>>>

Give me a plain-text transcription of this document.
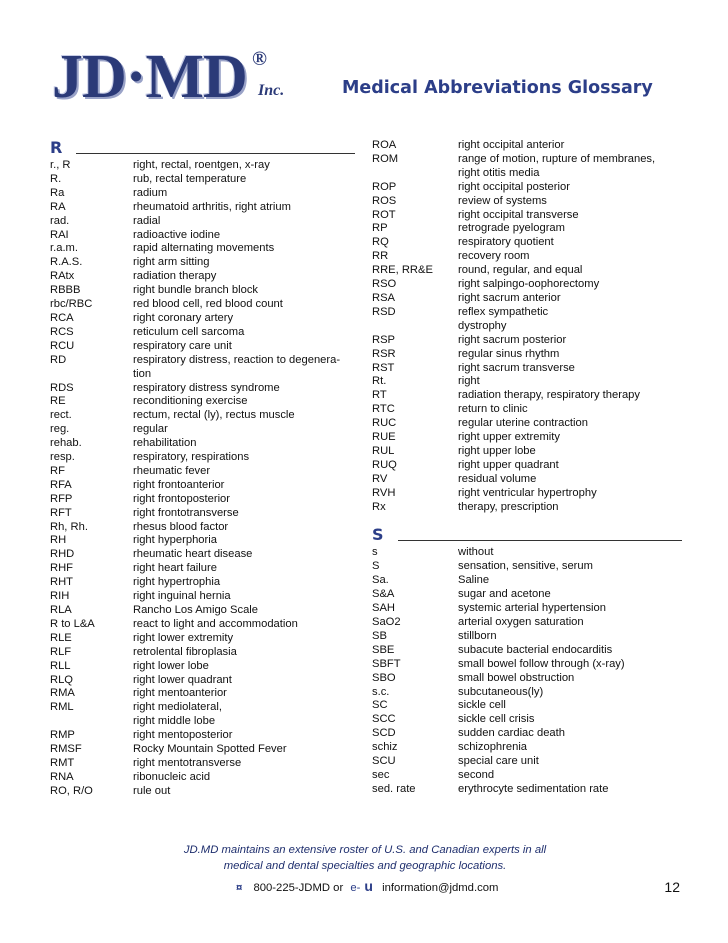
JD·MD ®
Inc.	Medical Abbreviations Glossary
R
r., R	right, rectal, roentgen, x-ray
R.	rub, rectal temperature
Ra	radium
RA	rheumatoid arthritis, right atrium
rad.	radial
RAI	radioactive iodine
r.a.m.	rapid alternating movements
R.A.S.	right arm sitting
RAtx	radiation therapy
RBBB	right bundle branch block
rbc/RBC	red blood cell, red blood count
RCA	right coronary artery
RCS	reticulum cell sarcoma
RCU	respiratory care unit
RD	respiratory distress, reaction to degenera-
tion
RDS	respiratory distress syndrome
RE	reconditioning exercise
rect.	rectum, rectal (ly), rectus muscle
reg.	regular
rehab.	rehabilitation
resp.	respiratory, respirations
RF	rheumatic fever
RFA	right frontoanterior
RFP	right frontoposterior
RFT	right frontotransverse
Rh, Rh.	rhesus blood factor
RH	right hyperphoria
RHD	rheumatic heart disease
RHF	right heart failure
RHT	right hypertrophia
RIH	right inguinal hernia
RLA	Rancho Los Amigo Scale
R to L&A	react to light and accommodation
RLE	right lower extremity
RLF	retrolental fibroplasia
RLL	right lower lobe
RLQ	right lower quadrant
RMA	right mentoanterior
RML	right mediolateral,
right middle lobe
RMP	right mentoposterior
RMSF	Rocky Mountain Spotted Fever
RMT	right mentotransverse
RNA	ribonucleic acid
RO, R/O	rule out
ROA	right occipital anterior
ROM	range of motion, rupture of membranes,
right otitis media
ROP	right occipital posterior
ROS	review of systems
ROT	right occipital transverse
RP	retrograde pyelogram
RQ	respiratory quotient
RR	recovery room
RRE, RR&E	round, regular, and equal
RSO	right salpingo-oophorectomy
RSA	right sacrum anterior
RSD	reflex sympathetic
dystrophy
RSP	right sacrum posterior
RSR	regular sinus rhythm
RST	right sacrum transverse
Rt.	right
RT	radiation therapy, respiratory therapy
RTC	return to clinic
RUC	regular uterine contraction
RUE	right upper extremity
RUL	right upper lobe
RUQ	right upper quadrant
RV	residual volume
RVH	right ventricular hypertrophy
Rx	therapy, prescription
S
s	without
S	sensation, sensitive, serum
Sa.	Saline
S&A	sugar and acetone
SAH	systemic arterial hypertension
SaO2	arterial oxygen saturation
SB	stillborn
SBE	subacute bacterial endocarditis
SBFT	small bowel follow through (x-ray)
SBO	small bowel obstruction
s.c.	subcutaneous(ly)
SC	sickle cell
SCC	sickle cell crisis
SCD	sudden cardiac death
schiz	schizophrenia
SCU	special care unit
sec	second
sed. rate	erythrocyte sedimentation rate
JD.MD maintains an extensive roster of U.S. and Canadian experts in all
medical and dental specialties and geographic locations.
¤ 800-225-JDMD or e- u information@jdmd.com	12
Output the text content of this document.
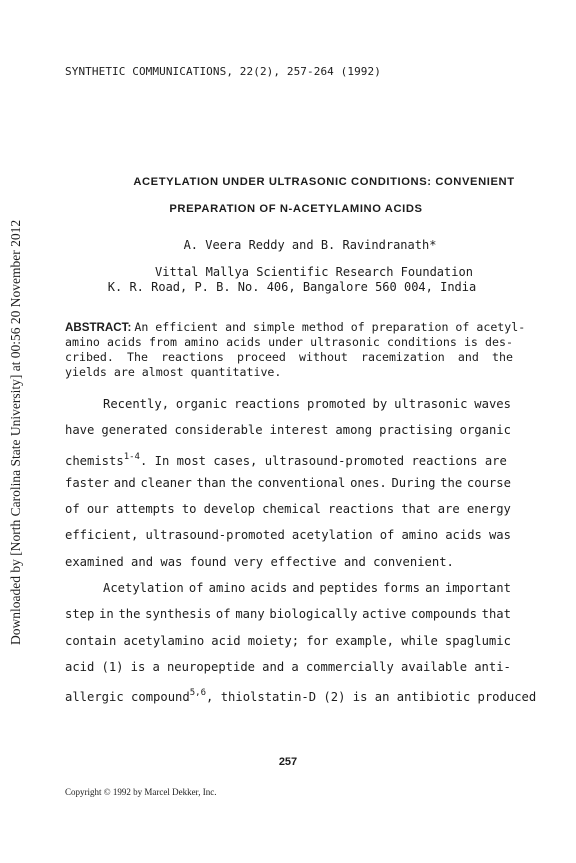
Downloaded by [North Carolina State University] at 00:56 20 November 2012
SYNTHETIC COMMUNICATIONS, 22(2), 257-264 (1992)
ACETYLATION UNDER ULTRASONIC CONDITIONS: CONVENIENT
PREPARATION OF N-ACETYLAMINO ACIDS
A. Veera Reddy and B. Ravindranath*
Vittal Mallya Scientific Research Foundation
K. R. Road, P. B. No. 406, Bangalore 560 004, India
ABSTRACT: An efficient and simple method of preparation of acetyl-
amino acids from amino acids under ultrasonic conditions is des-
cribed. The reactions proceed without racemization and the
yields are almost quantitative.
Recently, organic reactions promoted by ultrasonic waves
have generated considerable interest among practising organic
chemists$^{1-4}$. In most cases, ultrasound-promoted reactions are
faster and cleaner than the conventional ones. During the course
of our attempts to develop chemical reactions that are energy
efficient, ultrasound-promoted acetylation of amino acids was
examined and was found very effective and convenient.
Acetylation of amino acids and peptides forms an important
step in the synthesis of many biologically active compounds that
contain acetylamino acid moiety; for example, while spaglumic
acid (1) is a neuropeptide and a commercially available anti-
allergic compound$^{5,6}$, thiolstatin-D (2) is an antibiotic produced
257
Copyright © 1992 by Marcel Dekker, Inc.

<<<

WHAT TO DO: Give back the material above exactly as it appears, minus the pictures.

WRITTEN ANSWER:
Give me a plain-text transcription of this document.
JD·MD ®
Inc.	Medical Abbreviations Glossary
R
r., R	right, rectal, roentgen, x-ray
R.	rub, rectal temperature
Ra	radium
RA	rheumatoid arthritis, right atrium
rad.	radial
RAI	radioactive iodine
r.a.m.	rapid alternating movements
R.A.S.	right arm sitting
RAtx	radiation therapy
RBBB	right bundle branch block
rbc/RBC	red blood cell, red blood count
RCA	right coronary artery
RCS	reticulum cell sarcoma
RCU	respiratory care unit
RD	respiratory distress, reaction to degenera-
tion
RDS	respiratory distress syndrome
RE	reconditioning exercise
rect.	rectum, rectal (ly), rectus muscle
reg.	regular
rehab.	rehabilitation
resp.	respiratory, respirations
RF	rheumatic fever
RFA	right frontoanterior
RFP	right frontoposterior
RFT	right frontotransverse
Rh, Rh.	rhesus blood factor
RH	right hyperphoria
RHD	rheumatic heart disease
RHF	right heart failure
RHT	right hypertrophia
RIH	right inguinal hernia
RLA	Rancho Los Amigo Scale
R to L&A	react to light and accommodation
RLE	right lower extremity
RLF	retrolental fibroplasia
RLL	right lower lobe
RLQ	right lower quadrant
RMA	right mentoanterior
RML	right mediolateral,
right middle lobe
RMP	right mentoposterior
RMSF	Rocky Mountain Spotted Fever
RMT	right mentotransverse
RNA	ribonucleic acid
RO, R/O	rule out
ROA	right occipital anterior
ROM	range of motion, rupture of membranes,
right otitis media
ROP	right occipital posterior
ROS	review of systems
ROT	right occipital transverse
RP	retrograde pyelogram
RQ	respiratory quotient
RR	recovery room
RRE, RR&E	round, regular, and equal
RSO	right salpingo-oophorectomy
RSA	right sacrum anterior
RSD	reflex sympathetic
dystrophy
RSP	right sacrum posterior
RSR	regular sinus rhythm
RST	right sacrum transverse
Rt.	right
RT	radiation therapy, respiratory therapy
RTC	return to clinic
RUC	regular uterine contraction
RUE	right upper extremity
RUL	right upper lobe
RUQ	right upper quadrant
RV	residual volume
RVH	right ventricular hypertrophy
Rx	therapy, prescription
S
s	without
S	sensation, sensitive, serum
Sa.	Saline
S&A	sugar and acetone
SAH	systemic arterial hypertension
SaO2	arterial oxygen saturation
SB	stillborn
SBE	subacute bacterial endocarditis
SBFT	small bowel follow through (x-ray)
SBO	small bowel obstruction
s.c.	subcutaneous(ly)
SC	sickle cell
SCC	sickle cell crisis
SCD	sudden cardiac death
schiz	schizophrenia
SCU	special care unit
sec	second
sed. rate	erythrocyte sedimentation rate
JD.MD maintains an extensive roster of U.S. and Canadian experts in all
medical and dental specialties and geographic locations.
¤ 800-225-JDMD or e- u information@jdmd.com	12
Output the text content of this document.
Downloaded by [North Carolina State University] at 00:56 20 November 2012
SYNTHETIC COMMUNICATIONS, 22(2), 257-264 (1992)
ACETYLATION UNDER ULTRASONIC CONDITIONS: CONVENIENT
PREPARATION OF N-ACETYLAMINO ACIDS
A. Veera Reddy and B. Ravindranath*
Vittal Mallya Scientific Research Foundation
K. R. Road, P. B. No. 406, Bangalore 560 004, India
ABSTRACT: An efficient and simple method of preparation of acetyl-
amino acids from amino acids under ultrasonic conditions is des-
cribed. The reactions proceed without racemization and the
yields are almost quantitative.
Recently, organic reactions promoted by ultrasonic waves
have generated considerable interest among practising organic
chemists$^{1-4}$. In most cases, ultrasound-promoted reactions are
faster and cleaner than the conventional ones. During the course
of our attempts to develop chemical reactions that are energy
efficient, ultrasound-promoted acetylation of amino acids was
examined and was found very effective and convenient.
Acetylation of amino acids and peptides forms an important
step in the synthesis of many biologically active compounds that
contain acetylamino acid moiety; for example, while spaglumic
acid (1) is a neuropeptide and a commercially available anti-
allergic compound$^{5,6}$, thiolstatin-D (2) is an antibiotic produced
257
Copyright © 1992 by Marcel Dekker, Inc.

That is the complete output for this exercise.